:: Task material ::

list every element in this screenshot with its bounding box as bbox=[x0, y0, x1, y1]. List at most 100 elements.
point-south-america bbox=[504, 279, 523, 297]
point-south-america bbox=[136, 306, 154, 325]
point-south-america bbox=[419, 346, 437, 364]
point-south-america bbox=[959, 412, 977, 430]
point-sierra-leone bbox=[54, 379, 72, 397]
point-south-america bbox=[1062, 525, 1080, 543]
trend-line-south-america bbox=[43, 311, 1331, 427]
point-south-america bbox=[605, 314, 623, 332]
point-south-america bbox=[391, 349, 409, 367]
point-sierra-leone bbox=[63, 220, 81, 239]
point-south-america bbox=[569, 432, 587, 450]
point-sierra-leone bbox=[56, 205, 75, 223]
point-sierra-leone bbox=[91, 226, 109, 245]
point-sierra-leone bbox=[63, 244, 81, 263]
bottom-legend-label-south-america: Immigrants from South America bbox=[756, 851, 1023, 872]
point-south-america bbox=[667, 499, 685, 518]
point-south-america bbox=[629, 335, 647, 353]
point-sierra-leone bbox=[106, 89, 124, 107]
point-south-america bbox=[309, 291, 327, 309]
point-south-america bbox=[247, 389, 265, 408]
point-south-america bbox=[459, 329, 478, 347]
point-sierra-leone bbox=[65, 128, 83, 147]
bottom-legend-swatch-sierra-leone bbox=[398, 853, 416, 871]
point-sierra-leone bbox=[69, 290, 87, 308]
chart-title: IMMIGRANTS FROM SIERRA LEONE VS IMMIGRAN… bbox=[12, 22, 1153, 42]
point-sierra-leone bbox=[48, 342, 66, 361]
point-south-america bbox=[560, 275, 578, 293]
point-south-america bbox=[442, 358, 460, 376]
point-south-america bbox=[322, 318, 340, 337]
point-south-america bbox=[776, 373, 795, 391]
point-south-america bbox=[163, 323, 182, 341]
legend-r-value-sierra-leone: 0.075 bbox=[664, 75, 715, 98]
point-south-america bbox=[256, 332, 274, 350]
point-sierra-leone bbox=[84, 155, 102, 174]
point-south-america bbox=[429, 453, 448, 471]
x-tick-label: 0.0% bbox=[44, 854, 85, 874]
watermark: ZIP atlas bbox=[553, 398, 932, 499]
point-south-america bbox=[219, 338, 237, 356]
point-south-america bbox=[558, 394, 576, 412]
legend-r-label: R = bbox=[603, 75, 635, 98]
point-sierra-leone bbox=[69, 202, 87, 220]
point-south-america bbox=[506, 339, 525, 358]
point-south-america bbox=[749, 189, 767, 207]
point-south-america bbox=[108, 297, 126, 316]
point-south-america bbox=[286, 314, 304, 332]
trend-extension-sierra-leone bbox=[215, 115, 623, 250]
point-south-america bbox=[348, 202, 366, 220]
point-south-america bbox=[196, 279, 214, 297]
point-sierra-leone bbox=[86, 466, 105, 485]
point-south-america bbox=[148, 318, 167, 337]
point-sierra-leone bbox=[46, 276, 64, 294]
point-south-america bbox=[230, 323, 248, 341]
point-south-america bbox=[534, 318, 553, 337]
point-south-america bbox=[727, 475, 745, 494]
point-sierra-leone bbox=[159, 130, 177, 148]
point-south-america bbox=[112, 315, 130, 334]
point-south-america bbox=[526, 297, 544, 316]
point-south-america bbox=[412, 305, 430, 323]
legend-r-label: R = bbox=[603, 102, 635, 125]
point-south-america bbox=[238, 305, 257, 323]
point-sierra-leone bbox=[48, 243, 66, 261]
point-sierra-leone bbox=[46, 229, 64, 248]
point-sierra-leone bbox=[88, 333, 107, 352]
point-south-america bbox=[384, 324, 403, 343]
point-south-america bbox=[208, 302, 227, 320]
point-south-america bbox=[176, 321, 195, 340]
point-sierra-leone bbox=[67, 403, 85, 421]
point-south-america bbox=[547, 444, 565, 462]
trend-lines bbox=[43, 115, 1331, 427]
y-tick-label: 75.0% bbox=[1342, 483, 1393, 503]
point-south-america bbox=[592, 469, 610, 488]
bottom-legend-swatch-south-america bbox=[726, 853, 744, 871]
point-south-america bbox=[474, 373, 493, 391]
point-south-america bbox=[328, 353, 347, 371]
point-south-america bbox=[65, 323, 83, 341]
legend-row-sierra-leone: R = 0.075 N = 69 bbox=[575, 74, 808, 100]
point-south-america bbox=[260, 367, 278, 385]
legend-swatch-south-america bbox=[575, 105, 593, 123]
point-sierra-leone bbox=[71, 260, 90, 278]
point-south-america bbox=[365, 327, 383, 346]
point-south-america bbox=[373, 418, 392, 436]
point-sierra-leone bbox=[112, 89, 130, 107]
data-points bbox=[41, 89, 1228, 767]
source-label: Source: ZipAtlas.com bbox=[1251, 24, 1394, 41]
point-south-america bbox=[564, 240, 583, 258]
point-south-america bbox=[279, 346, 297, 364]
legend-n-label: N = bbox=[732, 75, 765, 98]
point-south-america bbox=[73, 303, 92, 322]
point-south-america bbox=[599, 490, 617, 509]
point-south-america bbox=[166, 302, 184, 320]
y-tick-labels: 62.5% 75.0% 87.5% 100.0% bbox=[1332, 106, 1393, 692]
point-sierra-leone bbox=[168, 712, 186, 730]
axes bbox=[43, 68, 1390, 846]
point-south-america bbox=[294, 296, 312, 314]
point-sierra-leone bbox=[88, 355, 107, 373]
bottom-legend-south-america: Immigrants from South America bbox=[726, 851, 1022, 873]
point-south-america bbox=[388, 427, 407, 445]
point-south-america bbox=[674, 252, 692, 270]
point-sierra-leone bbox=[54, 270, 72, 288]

:::

**Written problem**. Change "point" to "marker" in everything from the start of the lines down to the line containing "trend-line-south-america bbox=[43, 311, 1331, 427]", leaving all else as it stands. Give back only those lines.

**Exercise answer**.
list every element in this screenshot with its bounding box as bbox=[x0, y0, x1, y1]. List at most 100 elements.
marker-south-america bbox=[504, 279, 523, 297]
marker-south-america bbox=[136, 306, 154, 325]
marker-south-america bbox=[419, 346, 437, 364]
marker-south-america bbox=[959, 412, 977, 430]
marker-sierra-leone bbox=[54, 379, 72, 397]
marker-south-america bbox=[1062, 525, 1080, 543]
trend-line-south-america bbox=[43, 311, 1331, 427]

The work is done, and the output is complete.